DOCUMENT PASSAGE:
>>>

From petrological, mineralogical and geochemical studies, and mass balance calculations, it is inferred that the highly weathered host rock was originally carbonatitic in composition, initially enriched in Th and REEs compared to the surrounding silicate rocks. The intrusion of the carbonatite caused fenitic alteration in the surrounding phonolites, consisting of early potassic alteration followed by a vein-type Th-REE mineralization with associated fluorite, carbonate, pyrite and zircon. Subsequent weathering has completely decomposed the carbonatite forming a residual supergene enrichment of Th and REEs.
Initial weathering of the carbonatite has created a chemical environment that might have been conductive to carbonate and phosphate complexing of the REEs in groundwaters. This may have appreciably restricted the dissolution of primary REE phases. Strongly oxidic weathering has resulted in a fractionation between Ce and the other light rare earth elements (LREEs). Ce3+ is oxidized to Ce4+ and retained together with Th by secondary mineral formation (cerianite, thorianite), and by adsorption on poorly crystalline iron- and aluminium-hydroxides. In contrast, the trivalent LREEs are retained to a lesser degree and are thus more available for secondary mineral formation (Nd-lanthanite) and adsorption at greater depths down the weathering column. Seasonally controlled fluctuations of recharge waters into the weathering column may help to explain the observed repetition of Th-Ce enriched zones underlain by trivalent LREE enriched zones.

<<<

GIVEN DATA:
>>>

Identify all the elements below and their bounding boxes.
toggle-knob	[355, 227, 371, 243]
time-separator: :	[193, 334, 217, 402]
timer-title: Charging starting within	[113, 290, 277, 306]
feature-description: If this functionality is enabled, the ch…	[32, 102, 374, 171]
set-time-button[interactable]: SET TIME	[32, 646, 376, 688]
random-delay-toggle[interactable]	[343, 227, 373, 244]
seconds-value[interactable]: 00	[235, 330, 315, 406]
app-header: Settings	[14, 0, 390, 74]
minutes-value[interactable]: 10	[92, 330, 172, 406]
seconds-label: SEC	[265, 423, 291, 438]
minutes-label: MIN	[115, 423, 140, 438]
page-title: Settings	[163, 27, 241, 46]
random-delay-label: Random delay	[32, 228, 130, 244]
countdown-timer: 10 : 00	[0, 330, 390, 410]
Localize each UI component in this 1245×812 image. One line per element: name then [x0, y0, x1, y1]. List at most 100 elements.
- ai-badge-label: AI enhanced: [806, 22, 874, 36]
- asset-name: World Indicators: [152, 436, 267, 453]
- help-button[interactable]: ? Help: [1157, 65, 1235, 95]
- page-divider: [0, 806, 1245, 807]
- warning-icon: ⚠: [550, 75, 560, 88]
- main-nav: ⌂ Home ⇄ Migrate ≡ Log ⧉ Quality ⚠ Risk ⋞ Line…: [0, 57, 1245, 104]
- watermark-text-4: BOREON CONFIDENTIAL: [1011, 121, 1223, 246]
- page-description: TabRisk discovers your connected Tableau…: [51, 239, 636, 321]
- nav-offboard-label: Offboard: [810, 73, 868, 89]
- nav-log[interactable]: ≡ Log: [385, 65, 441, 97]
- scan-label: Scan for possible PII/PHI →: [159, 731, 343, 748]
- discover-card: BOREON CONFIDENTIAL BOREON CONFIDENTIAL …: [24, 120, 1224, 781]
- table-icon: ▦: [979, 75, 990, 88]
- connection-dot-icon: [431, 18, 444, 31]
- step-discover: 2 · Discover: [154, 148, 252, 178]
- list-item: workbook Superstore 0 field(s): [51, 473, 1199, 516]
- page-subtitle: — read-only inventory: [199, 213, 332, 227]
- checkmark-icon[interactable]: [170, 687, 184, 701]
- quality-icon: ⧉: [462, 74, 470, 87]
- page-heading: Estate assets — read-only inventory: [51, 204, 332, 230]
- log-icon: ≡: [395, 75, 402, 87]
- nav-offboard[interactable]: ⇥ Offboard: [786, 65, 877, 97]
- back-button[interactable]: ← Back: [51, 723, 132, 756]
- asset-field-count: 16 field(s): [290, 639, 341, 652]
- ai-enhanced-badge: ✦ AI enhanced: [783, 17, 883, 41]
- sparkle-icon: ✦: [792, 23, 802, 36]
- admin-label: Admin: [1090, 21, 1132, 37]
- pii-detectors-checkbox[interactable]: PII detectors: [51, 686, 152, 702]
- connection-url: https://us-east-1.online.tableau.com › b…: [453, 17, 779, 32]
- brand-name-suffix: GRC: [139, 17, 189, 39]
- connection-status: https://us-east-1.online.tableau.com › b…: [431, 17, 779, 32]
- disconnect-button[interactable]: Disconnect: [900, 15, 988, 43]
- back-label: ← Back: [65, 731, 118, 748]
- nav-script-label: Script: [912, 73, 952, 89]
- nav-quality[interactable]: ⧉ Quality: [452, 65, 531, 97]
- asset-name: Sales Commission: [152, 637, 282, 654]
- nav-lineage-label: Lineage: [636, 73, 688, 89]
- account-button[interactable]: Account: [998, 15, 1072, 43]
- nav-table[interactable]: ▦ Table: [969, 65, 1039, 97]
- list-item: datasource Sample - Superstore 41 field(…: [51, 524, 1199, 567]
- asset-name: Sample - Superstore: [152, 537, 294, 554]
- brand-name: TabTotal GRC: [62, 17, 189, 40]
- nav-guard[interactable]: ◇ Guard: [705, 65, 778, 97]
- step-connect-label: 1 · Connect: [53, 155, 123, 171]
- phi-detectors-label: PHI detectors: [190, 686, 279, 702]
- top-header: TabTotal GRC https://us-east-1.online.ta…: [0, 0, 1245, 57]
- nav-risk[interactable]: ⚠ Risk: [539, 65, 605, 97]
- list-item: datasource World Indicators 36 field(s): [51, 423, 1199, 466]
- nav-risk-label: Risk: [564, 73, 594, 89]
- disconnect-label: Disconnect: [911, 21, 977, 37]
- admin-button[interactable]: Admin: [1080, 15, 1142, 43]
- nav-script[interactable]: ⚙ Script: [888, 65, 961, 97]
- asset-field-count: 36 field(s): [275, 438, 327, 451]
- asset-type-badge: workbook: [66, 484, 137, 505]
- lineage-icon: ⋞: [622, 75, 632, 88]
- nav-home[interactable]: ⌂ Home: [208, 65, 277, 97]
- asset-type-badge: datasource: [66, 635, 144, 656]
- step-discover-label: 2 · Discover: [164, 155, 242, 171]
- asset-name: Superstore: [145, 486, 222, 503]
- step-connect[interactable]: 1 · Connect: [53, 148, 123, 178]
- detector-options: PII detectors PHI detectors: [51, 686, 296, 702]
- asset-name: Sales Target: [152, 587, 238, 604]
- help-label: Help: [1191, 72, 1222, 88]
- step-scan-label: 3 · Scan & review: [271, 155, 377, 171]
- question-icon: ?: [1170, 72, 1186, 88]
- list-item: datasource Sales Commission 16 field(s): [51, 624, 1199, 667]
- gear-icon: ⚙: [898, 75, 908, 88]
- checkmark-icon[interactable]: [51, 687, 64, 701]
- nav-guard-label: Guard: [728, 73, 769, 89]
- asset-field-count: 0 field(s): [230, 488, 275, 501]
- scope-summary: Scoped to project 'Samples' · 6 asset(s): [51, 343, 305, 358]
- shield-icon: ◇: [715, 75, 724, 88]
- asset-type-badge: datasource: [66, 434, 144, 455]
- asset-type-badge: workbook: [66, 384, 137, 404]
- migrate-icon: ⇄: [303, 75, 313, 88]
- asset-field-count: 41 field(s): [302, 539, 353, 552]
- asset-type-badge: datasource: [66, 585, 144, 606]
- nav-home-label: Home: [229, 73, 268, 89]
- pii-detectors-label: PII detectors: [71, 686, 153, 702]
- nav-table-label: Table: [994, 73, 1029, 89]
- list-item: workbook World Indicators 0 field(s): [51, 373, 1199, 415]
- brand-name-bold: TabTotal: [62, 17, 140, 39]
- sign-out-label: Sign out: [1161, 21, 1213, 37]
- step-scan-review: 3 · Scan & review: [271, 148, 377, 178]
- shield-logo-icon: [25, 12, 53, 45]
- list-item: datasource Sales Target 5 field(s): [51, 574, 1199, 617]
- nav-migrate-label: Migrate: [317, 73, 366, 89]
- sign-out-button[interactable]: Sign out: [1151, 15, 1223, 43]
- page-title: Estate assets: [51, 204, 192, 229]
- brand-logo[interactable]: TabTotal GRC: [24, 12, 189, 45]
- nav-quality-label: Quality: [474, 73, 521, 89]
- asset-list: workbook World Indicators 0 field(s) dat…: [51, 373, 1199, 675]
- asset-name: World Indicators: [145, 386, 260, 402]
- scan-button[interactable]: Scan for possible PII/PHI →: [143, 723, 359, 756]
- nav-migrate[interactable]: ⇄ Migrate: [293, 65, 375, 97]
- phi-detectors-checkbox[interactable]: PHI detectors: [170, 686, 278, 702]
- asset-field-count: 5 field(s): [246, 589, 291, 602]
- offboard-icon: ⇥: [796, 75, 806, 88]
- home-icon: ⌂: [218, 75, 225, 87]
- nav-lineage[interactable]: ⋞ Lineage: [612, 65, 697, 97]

<<<

TASK ITEM A:
In the passage on carbonatite weathering, what did the intrusion of the carbonatite cause in the surrounding phonolites?
TASK ITEM B:
Translate this sentence from the passage on carbonatite weathering into Spanish: "This may have appreciably restricted the dissolution of primary REE phases."
The data shown here was taken from a different source than the text.

WRITTEN REPLY A:
It caused fenitic alteration in the surrounding phonolites.

WRITTEN REPLY B:
Esto puede haber restringido apreciablemente la disolución de las fases primarias de REE.